— begin Data shown —

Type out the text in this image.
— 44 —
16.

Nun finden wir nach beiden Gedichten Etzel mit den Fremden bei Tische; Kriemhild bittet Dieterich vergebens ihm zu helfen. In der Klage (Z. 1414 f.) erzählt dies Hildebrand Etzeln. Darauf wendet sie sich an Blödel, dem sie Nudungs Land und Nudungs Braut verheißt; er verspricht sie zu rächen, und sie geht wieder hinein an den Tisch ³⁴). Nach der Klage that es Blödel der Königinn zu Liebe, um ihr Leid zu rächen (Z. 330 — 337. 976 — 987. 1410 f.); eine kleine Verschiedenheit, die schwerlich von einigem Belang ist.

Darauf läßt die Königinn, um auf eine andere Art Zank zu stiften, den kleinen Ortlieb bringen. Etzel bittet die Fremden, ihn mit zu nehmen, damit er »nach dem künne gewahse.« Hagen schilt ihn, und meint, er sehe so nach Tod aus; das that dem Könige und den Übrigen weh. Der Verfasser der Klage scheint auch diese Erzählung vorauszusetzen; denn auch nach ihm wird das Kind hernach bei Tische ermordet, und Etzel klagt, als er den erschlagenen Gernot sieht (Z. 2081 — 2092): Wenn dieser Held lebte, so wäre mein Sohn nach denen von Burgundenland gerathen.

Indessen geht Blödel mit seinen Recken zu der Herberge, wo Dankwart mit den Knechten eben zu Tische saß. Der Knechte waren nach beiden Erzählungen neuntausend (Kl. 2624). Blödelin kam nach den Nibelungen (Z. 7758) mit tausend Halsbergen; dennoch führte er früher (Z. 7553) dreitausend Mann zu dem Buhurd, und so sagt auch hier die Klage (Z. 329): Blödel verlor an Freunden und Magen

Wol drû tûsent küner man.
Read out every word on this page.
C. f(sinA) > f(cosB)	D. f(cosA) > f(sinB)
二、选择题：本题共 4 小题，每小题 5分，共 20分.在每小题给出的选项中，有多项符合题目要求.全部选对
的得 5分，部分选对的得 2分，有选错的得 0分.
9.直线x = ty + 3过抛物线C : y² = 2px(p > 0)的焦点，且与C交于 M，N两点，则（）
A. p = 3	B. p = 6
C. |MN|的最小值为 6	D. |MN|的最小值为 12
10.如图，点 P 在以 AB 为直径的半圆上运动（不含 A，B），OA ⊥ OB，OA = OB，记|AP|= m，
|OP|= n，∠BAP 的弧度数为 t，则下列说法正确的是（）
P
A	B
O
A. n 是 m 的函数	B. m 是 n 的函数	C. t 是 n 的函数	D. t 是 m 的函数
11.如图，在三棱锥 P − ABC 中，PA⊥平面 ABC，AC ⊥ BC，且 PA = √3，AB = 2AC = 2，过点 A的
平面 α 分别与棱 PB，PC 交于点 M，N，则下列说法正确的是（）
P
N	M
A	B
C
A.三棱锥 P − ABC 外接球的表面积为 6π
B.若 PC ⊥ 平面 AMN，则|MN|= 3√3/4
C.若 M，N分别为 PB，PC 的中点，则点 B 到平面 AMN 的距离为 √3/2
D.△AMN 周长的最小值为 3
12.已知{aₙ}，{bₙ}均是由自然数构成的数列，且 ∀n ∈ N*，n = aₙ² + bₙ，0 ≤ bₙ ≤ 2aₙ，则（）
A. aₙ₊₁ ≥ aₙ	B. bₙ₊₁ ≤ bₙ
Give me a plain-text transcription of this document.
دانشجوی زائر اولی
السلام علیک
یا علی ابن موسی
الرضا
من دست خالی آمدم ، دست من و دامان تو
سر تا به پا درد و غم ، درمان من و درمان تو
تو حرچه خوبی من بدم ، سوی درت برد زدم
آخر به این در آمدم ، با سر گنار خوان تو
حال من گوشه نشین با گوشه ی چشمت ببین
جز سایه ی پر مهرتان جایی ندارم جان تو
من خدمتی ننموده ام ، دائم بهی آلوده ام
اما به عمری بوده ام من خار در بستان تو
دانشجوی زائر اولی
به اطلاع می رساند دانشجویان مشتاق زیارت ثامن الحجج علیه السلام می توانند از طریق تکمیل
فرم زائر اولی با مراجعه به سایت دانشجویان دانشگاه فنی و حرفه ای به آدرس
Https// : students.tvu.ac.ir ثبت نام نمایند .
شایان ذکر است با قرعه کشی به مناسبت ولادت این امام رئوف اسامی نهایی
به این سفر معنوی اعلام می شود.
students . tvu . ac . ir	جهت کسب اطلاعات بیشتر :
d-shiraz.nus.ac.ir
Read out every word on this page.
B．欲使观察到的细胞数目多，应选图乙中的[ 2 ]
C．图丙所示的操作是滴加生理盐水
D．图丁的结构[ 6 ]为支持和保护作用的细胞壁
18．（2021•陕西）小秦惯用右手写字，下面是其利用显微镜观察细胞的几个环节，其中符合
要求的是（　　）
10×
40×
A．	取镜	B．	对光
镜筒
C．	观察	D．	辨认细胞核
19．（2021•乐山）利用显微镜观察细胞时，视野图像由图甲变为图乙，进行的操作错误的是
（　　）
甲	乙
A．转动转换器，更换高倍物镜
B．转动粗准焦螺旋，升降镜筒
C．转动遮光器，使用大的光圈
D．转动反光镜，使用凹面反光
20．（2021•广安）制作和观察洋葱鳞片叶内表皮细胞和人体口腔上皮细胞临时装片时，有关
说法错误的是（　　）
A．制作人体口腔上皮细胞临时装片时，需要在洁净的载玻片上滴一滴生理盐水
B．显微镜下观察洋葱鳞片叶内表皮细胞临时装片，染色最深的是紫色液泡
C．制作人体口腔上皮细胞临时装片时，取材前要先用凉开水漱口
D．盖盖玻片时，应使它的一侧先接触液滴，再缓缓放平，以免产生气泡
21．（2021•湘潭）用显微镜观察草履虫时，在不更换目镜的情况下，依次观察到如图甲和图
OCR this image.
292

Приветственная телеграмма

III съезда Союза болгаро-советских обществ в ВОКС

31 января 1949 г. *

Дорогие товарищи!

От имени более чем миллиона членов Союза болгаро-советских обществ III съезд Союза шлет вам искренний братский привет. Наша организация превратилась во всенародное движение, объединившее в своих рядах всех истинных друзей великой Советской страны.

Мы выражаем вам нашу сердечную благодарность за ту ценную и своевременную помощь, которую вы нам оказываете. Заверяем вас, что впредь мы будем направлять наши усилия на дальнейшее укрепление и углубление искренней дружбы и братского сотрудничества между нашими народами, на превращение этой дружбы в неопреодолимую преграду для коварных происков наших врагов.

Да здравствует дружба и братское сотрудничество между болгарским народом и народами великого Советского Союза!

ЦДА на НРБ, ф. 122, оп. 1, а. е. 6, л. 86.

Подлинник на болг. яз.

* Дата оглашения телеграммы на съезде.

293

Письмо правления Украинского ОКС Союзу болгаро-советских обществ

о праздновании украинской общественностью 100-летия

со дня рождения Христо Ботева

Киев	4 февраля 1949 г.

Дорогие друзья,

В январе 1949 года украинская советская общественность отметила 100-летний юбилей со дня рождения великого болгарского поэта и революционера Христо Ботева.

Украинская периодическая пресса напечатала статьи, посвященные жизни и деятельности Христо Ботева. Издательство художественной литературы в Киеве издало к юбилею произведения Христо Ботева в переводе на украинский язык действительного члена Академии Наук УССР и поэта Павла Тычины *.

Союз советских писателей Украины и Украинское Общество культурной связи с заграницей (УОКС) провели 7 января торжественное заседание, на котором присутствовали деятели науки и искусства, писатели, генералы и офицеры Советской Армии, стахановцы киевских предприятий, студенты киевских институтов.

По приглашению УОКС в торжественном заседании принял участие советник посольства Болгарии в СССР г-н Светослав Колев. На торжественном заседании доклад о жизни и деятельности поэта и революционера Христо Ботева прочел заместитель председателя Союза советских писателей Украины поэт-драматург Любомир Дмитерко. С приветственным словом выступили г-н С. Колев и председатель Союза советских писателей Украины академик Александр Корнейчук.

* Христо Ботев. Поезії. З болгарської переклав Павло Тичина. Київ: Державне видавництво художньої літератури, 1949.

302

— end Data shown —

» Required work: Return every line of the preceding records in which the word "则下列说法正确的是" appears.

» Written answer:
|OP|= n，∠BAP 的弧度数为 t，则下列说法正确的是（）
平面 α 分别与棱 PB，PC 交于点 M，N，则下列说法正确的是（）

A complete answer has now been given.